▶ Requirements:
Repeat the material exactly, every line of it.

▶ Available data:
--- BEGIN ---

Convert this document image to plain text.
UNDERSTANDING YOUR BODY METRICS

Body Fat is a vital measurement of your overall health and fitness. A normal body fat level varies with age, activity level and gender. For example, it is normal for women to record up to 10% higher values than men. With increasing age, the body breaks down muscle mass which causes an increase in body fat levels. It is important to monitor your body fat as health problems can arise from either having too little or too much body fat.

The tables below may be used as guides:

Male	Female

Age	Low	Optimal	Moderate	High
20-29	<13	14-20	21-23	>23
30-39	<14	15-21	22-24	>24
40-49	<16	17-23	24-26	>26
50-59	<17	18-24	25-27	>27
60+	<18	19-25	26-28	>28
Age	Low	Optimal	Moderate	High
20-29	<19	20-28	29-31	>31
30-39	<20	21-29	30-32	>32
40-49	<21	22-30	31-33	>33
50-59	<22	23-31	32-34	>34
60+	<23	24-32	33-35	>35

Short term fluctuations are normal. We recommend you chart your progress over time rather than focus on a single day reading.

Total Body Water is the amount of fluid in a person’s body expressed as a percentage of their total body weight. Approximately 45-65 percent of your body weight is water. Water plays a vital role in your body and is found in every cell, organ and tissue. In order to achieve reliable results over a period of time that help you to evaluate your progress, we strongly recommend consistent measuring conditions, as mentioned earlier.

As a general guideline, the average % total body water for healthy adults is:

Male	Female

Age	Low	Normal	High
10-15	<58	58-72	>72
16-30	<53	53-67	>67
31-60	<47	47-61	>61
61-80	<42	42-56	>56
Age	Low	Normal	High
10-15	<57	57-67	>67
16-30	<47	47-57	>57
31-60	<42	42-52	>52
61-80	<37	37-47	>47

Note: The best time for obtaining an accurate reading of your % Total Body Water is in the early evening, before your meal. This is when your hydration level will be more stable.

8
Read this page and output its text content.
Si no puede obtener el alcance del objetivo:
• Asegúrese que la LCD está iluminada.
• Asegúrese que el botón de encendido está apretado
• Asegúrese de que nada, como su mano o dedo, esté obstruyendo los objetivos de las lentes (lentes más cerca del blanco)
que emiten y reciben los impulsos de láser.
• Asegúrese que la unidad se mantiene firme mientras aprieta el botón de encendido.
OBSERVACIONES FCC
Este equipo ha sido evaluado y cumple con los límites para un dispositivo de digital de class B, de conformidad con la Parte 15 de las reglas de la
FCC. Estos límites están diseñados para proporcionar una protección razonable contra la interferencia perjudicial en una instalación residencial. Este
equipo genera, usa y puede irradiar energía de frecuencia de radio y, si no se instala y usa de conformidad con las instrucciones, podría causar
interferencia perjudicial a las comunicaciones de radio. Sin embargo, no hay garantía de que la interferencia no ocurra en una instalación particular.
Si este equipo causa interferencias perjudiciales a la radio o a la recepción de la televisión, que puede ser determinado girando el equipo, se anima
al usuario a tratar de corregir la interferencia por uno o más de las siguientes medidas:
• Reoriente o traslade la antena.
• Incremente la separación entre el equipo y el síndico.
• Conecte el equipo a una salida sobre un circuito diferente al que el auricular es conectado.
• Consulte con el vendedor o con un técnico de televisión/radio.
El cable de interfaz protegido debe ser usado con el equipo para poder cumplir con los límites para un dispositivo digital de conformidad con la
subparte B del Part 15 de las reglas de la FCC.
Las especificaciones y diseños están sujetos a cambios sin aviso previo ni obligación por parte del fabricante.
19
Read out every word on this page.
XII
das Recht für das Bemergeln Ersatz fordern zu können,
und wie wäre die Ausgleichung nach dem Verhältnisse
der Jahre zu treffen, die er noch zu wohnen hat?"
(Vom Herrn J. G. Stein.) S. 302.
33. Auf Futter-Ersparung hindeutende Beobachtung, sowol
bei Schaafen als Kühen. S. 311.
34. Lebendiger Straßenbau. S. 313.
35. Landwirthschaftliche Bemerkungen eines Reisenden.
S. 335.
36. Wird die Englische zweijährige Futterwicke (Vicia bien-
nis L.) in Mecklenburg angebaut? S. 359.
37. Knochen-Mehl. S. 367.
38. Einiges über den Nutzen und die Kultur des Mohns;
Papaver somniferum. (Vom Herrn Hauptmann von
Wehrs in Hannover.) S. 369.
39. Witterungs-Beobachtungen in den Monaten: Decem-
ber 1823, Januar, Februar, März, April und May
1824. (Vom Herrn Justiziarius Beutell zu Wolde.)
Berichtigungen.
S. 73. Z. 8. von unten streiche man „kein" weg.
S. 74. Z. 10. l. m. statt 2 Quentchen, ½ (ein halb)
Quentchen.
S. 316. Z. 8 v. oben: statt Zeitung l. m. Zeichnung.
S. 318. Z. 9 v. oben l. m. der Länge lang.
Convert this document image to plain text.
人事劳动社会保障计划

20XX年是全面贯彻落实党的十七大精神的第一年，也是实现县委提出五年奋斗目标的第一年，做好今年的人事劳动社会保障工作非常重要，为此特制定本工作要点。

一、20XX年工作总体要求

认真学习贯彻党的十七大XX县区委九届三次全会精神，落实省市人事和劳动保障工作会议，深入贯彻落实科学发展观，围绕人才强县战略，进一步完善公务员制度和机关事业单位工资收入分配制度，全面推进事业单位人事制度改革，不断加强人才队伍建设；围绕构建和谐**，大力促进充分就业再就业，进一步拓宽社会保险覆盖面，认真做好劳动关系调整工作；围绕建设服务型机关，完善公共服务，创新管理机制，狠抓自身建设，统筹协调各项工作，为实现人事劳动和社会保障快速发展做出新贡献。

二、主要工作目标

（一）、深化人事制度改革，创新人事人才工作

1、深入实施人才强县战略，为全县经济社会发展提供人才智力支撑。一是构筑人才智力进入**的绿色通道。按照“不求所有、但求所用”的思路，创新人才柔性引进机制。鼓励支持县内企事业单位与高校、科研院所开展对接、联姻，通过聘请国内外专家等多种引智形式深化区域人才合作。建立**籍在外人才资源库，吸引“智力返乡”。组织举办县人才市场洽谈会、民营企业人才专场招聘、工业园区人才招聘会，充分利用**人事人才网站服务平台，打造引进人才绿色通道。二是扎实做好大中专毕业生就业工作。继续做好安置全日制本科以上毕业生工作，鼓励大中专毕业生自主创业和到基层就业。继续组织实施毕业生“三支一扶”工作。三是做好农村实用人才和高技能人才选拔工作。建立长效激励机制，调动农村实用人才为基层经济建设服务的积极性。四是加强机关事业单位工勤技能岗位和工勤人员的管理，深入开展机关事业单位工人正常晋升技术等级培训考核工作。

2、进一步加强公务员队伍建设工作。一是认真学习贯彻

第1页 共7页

--- END ---

▶ Response to the exercise:
Convert this document image to plain text.
UNDERSTANDING YOUR BODY METRICS

Body Fat is a vital measurement of your overall health and fitness. A normal body fat level varies with age, activity level and gender. For example, it is normal for women to record up to 10% higher values than men. With increasing age, the body breaks down muscle mass which causes an increase in body fat levels. It is important to monitor your body fat as health problems can arise from either having too little or too much body fat.

The tables below may be used as guides:

Male	Female

Age	Low	Optimal	Moderate	High
20-29	<13	14-20	21-23	>23
30-39	<14	15-21	22-24	>24
40-49	<16	17-23	24-26	>26
50-59	<17	18-24	25-27	>27
60+	<18	19-25	26-28	>28
Age	Low	Optimal	Moderate	High
20-29	<19	20-28	29-31	>31
30-39	<20	21-29	30-32	>32
40-49	<21	22-30	31-33	>33
50-59	<22	23-31	32-34	>34
60+	<23	24-32	33-35	>35

Short term fluctuations are normal. We recommend you chart your progress over time rather than focus on a single day reading.

Total Body Water is the amount of fluid in a person’s body expressed as a percentage of their total body weight. Approximately 45-65 percent of your body weight is water. Water plays a vital role in your body and is found in every cell, organ and tissue. In order to achieve reliable results over a period of time that help you to evaluate your progress, we strongly recommend consistent measuring conditions, as mentioned earlier.

As a general guideline, the average % total body water for healthy adults is:

Male	Female

Age	Low	Normal	High
10-15	<58	58-72	>72
16-30	<53	53-67	>67
31-60	<47	47-61	>61
61-80	<42	42-56	>56
Age	Low	Normal	High
10-15	<57	57-67	>67
16-30	<47	47-57	>57
31-60	<42	42-52	>52
61-80	<37	37-47	>47

Note: The best time for obtaining an accurate reading of your % Total Body Water is in the early evening, before your meal. This is when your hydration level will be more stable.

8
Read this page and output its text content.
Si no puede obtener el alcance del objetivo:
• Asegúrese que la LCD está iluminada.
• Asegúrese que el botón de encendido está apretado
• Asegúrese de que nada, como su mano o dedo, esté obstruyendo los objetivos de las lentes (lentes más cerca del blanco)
que emiten y reciben los impulsos de láser.
• Asegúrese que la unidad se mantiene firme mientras aprieta el botón de encendido.
OBSERVACIONES FCC
Este equipo ha sido evaluado y cumple con los límites para un dispositivo de digital de class B, de conformidad con la Parte 15 de las reglas de la
FCC. Estos límites están diseñados para proporcionar una protección razonable contra la interferencia perjudicial en una instalación residencial. Este
equipo genera, usa y puede irradiar energía de frecuencia de radio y, si no se instala y usa de conformidad con las instrucciones, podría causar
interferencia perjudicial a las comunicaciones de radio. Sin embargo, no hay garantía de que la interferencia no ocurra en una instalación particular.
Si este equipo causa interferencias perjudiciales a la radio o a la recepción de la televisión, que puede ser determinado girando el equipo, se anima
al usuario a tratar de corregir la interferencia por uno o más de las siguientes medidas:
• Reoriente o traslade la antena.
• Incremente la separación entre el equipo y el síndico.
• Conecte el equipo a una salida sobre un circuito diferente al que el auricular es conectado.
• Consulte con el vendedor o con un técnico de televisión/radio.
El cable de interfaz protegido debe ser usado con el equipo para poder cumplir con los límites para un dispositivo digital de conformidad con la
subparte B del Part 15 de las reglas de la FCC.
Las especificaciones y diseños están sujetos a cambios sin aviso previo ni obligación por parte del fabricante.
19
Read out every word on this page.
XII
das Recht für das Bemergeln Ersatz fordern zu können,
und wie wäre die Ausgleichung nach dem Verhältnisse
der Jahre zu treffen, die er noch zu wohnen hat?"
(Vom Herrn J. G. Stein.) S. 302.
33. Auf Futter-Ersparung hindeutende Beobachtung, sowol
bei Schaafen als Kühen. S. 311.
34. Lebendiger Straßenbau. S. 313.
35. Landwirthschaftliche Bemerkungen eines Reisenden.
S. 335.
36. Wird die Englische zweijährige Futterwicke (Vicia bien-
nis L.) in Mecklenburg angebaut? S. 359.
37. Knochen-Mehl. S. 367.
38. Einiges über den Nutzen und die Kultur des Mohns;
Papaver somniferum. (Vom Herrn Hauptmann von
Wehrs in Hannover.) S. 369.
39. Witterungs-Beobachtungen in den Monaten: Decem-
ber 1823, Januar, Februar, März, April und May
1824. (Vom Herrn Justiziarius Beutell zu Wolde.)
Berichtigungen.
S. 73. Z. 8. von unten streiche man „kein" weg.
S. 74. Z. 10. l. m. statt 2 Quentchen, ½ (ein halb)
Quentchen.
S. 316. Z. 8 v. oben: statt Zeitung l. m. Zeichnung.
S. 318. Z. 9 v. oben l. m. der Länge lang.
Convert this document image to plain text.
人事劳动社会保障计划

20XX年是全面贯彻落实党的十七大精神的第一年，也是实现县委提出五年奋斗目标的第一年，做好今年的人事劳动社会保障工作非常重要，为此特制定本工作要点。

一、20XX年工作总体要求

认真学习贯彻党的十七大XX县区委九届三次全会精神，落实省市人事和劳动保障工作会议，深入贯彻落实科学发展观，围绕人才强县战略，进一步完善公务员制度和机关事业单位工资收入分配制度，全面推进事业单位人事制度改革，不断加强人才队伍建设；围绕构建和谐**，大力促进充分就业再就业，进一步拓宽社会保险覆盖面，认真做好劳动关系调整工作；围绕建设服务型机关，完善公共服务，创新管理机制，狠抓自身建设，统筹协调各项工作，为实现人事劳动和社会保障快速发展做出新贡献。

二、主要工作目标

（一）、深化人事制度改革，创新人事人才工作

1、深入实施人才强县战略，为全县经济社会发展提供人才智力支撑。一是构筑人才智力进入**的绿色通道。按照“不求所有、但求所用”的思路，创新人才柔性引进机制。鼓励支持县内企事业单位与高校、科研院所开展对接、联姻，通过聘请国内外专家等多种引智形式深化区域人才合作。建立**籍在外人才资源库，吸引“智力返乡”。组织举办县人才市场洽谈会、民营企业人才专场招聘、工业园区人才招聘会，充分利用**人事人才网站服务平台，打造引进人才绿色通道。二是扎实做好大中专毕业生就业工作。继续做好安置全日制本科以上毕业生工作，鼓励大中专毕业生自主创业和到基层就业。继续组织实施毕业生“三支一扶”工作。三是做好农村实用人才和高技能人才选拔工作。建立长效激励机制，调动农村实用人才为基层经济建设服务的积极性。四是加强机关事业单位工勤技能岗位和工勤人员的管理，深入开展机关事业单位工人正常晋升技术等级培训考核工作。

2、进一步加强公务员队伍建设工作。一是认真学习贯彻

第1页 共7页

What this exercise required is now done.